> [Task]
Check each line of the listing for the word "phexterior" and report how many lines contain it, giving nothing but the number.
* Begin Raw data *
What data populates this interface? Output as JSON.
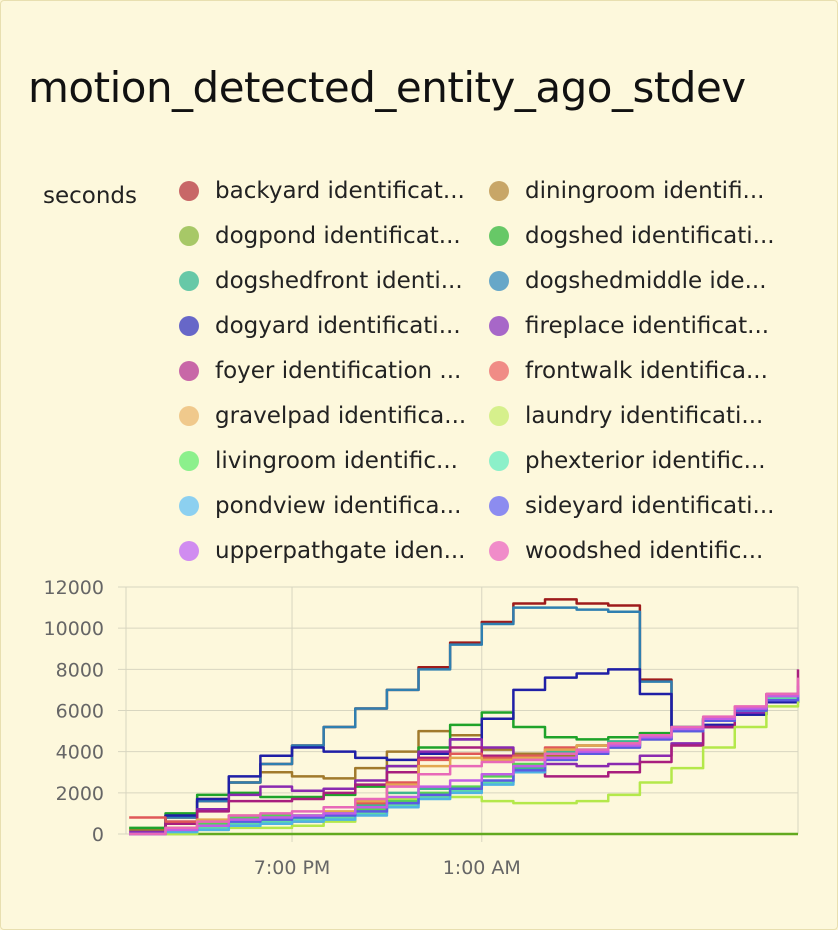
{
  "card": {
    "title": "motion_detected_entity_ago_stdev",
    "unit": "seconds"
  },
  "legend": [
    {
      "label": "backyard identificat...",
      "color": "#c86767"
    },
    {
      "label": "diningroom identifi...",
      "color": "#c8a667"
    },
    {
      "label": "dogpond identificat...",
      "color": "#a7c867"
    },
    {
      "label": "dogshed identificati...",
      "color": "#67c867"
    },
    {
      "label": "dogshedfront identi...",
      "color": "#67c8a7"
    },
    {
      "label": "dogshedmiddle ide...",
      "color": "#67a7c8"
    },
    {
      "label": "dogyard identificati...",
      "color": "#6767c8"
    },
    {
      "label": "fireplace identificat...",
      "color": "#a767c8"
    },
    {
      "label": "foyer identification ...",
      "color": "#c867a7"
    },
    {
      "label": "frontwalk identifica...",
      "color": "#f08c86"
    },
    {
      "label": "gravelpad identifica...",
      "color": "#f0c98c"
    },
    {
      "label": "laundry identificati...",
      "color": "#d6f08c"
    },
    {
      "label": "livingroom identific...",
      "color": "#8cf08c"
    },
    {
      "label": "phexterior identific...",
      "color": "#8cf0c9"
    },
    {
      "label": "pondview identifica...",
      "color": "#8cd0f0"
    },
    {
      "label": "sideyard identificati...",
      "color": "#8c8cf0"
    },
    {
      "label": "upperpathgate iden...",
      "color": "#d08cf0"
    },
    {
      "label": "woodshed identific...",
      "color": "#f08cc9"
    }
  ],
  "chart_data": {
    "type": "line",
    "title": "motion_detected_entity_ago_stdev",
    "ylabel": "seconds",
    "ylim": [
      0,
      12000
    ],
    "yticks": [
      "0",
      "2000",
      "4000",
      "6000",
      "8000",
      "10000",
      "12000"
    ],
    "xticks": [
      "7:00 PM",
      "1:00 AM"
    ],
    "xlim_hours": [
      13.75,
      11.0
    ],
    "grid": true,
    "x_hours": [
      14,
      15,
      16,
      17,
      18,
      19,
      20,
      21,
      22,
      23,
      24,
      25,
      26,
      27,
      28,
      29,
      30,
      31,
      32,
      33,
      34,
      35
    ],
    "series": [
      {
        "name": "backyard identificat...",
        "color": "#9e1b1b",
        "values": [
          0,
          800,
          1600,
          2500,
          3400,
          4300,
          5200,
          6100,
          7000,
          8100,
          9300,
          10300,
          11200,
          11400,
          11200,
          11100,
          7500,
          5000,
          5200,
          5800,
          6400,
          6900
        ]
      },
      {
        "name": "diningroom identifi...",
        "color": "#a17a2c",
        "values": [
          200,
          900,
          1700,
          2500,
          3000,
          2800,
          2700,
          3200,
          4000,
          5000,
          4800,
          4100,
          3900,
          3800,
          3900,
          4200,
          4700,
          5100,
          5500,
          6000,
          6400,
          6800
        ]
      },
      {
        "name": "dogpond identificat...",
        "color": "#62a91f",
        "values": [
          0,
          0,
          0,
          0,
          0,
          0,
          0,
          0,
          0,
          0,
          0,
          0,
          0,
          0,
          0,
          0,
          0,
          0,
          0,
          0,
          0,
          0
        ]
      },
      {
        "name": "dogshed identificati...",
        "color": "#1fa32a",
        "values": [
          300,
          1000,
          1900,
          2000,
          1800,
          1800,
          1900,
          2300,
          3300,
          4200,
          5300,
          5900,
          5200,
          4700,
          4600,
          4700,
          4900,
          5200,
          5600,
          6000,
          6400,
          6800
        ]
      },
      {
        "name": "dogshedfront identi...",
        "color": "#3fb58f",
        "values": [
          0,
          300,
          500,
          600,
          700,
          800,
          1000,
          1400,
          2000,
          2200,
          2200,
          2500,
          3200,
          4000,
          4300,
          4500,
          4800,
          5200,
          5600,
          6000,
          6400,
          6800
        ]
      },
      {
        "name": "dogshedmiddle ide...",
        "color": "#2f7fb0",
        "values": [
          0,
          800,
          1600,
          2500,
          3400,
          4300,
          5200,
          6100,
          7000,
          8000,
          9200,
          10200,
          11000,
          11000,
          10900,
          10800,
          7400,
          5000,
          5200,
          5800,
          6400,
          6900
        ]
      },
      {
        "name": "dogyard identificati...",
        "color": "#1f1fa6",
        "values": [
          0,
          900,
          1700,
          2800,
          3800,
          4200,
          4000,
          3700,
          3600,
          3900,
          4600,
          5600,
          7000,
          7600,
          7800,
          8000,
          6800,
          5100,
          5300,
          5800,
          6400,
          7000
        ]
      },
      {
        "name": "fireplace identificat...",
        "color": "#8a2ab0",
        "values": [
          100,
          600,
          1200,
          1900,
          2300,
          2100,
          2200,
          2600,
          3300,
          4000,
          4600,
          4200,
          3600,
          3400,
          3300,
          3400,
          3800,
          4400,
          5200,
          5900,
          6500,
          7200
        ]
      },
      {
        "name": "foyer identification ...",
        "color": "#a81e7e",
        "values": [
          0,
          500,
          1100,
          1600,
          1600,
          1700,
          2000,
          2400,
          3000,
          3700,
          4200,
          3800,
          3100,
          2800,
          2800,
          3000,
          3500,
          4300,
          5200,
          6000,
          6800,
          8000
        ]
      },
      {
        "name": "frontwalk identifica...",
        "color": "#e05858",
        "values": [
          800,
          600,
          500,
          500,
          500,
          600,
          900,
          1500,
          2500,
          3600,
          3900,
          3700,
          3800,
          4200,
          4300,
          4400,
          4600,
          5000,
          5600,
          6100,
          6600,
          7000
        ]
      },
      {
        "name": "gravelpad identifica...",
        "color": "#e3a850",
        "values": [
          0,
          300,
          700,
          900,
          900,
          900,
          1100,
          1600,
          2400,
          3300,
          3700,
          3600,
          3700,
          4100,
          4300,
          4400,
          4700,
          5100,
          5600,
          6100,
          6600,
          7000
        ]
      },
      {
        "name": "laundry identificati...",
        "color": "#b4e84a",
        "values": [
          0,
          0,
          200,
          300,
          300,
          400,
          600,
          1000,
          1700,
          1800,
          1800,
          1600,
          1500,
          1500,
          1600,
          1900,
          2500,
          3200,
          4200,
          5200,
          6200,
          7000
        ]
      },
      {
        "name": "livingroom identific...",
        "color": "#55d155",
        "values": [
          0,
          200,
          500,
          800,
          900,
          900,
          1000,
          1200,
          1600,
          2000,
          2300,
          2800,
          3400,
          3900,
          4100,
          4300,
          4700,
          5100,
          5500,
          6000,
          6500,
          6900
        ]
      },
      {
        "name": "phexterior identific...",
        "color": "#5ed9a8",
        "values": [
          0,
          100,
          300,
          500,
          600,
          700,
          800,
          1000,
          1400,
          1800,
          2100,
          2500,
          3100,
          3700,
          4000,
          4300,
          4700,
          5100,
          5600,
          6100,
          6600,
          7000
        ]
      },
      {
        "name": "pondview identifica...",
        "color": "#4fb3e3",
        "values": [
          0,
          100,
          200,
          400,
          500,
          600,
          700,
          900,
          1300,
          1700,
          2000,
          2400,
          3000,
          3600,
          3900,
          4200,
          4600,
          5000,
          5500,
          6000,
          6500,
          6900
        ]
      },
      {
        "name": "sideyard identificati...",
        "color": "#5b5be0",
        "values": [
          0,
          200,
          400,
          600,
          700,
          800,
          900,
          1100,
          1500,
          1900,
          2200,
          2600,
          3100,
          3600,
          3900,
          4200,
          4600,
          5000,
          5500,
          6000,
          6500,
          6900
        ]
      },
      {
        "name": "upperpathgate iden...",
        "color": "#c15ee6",
        "values": [
          0,
          200,
          400,
          700,
          800,
          900,
          1000,
          1300,
          1800,
          2300,
          2600,
          2900,
          3300,
          3700,
          4000,
          4300,
          4700,
          5100,
          5600,
          6100,
          6700,
          7300
        ]
      },
      {
        "name": "woodshed identific...",
        "color": "#e869b8",
        "values": [
          0,
          300,
          600,
          900,
          1000,
          1100,
          1300,
          1700,
          2300,
          2900,
          3300,
          3500,
          3600,
          3900,
          4100,
          4400,
          4800,
          5200,
          5700,
          6200,
          6800,
          7600
        ]
      }
    ]
  }
}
* End Raw data *
> [Answer to the task]
2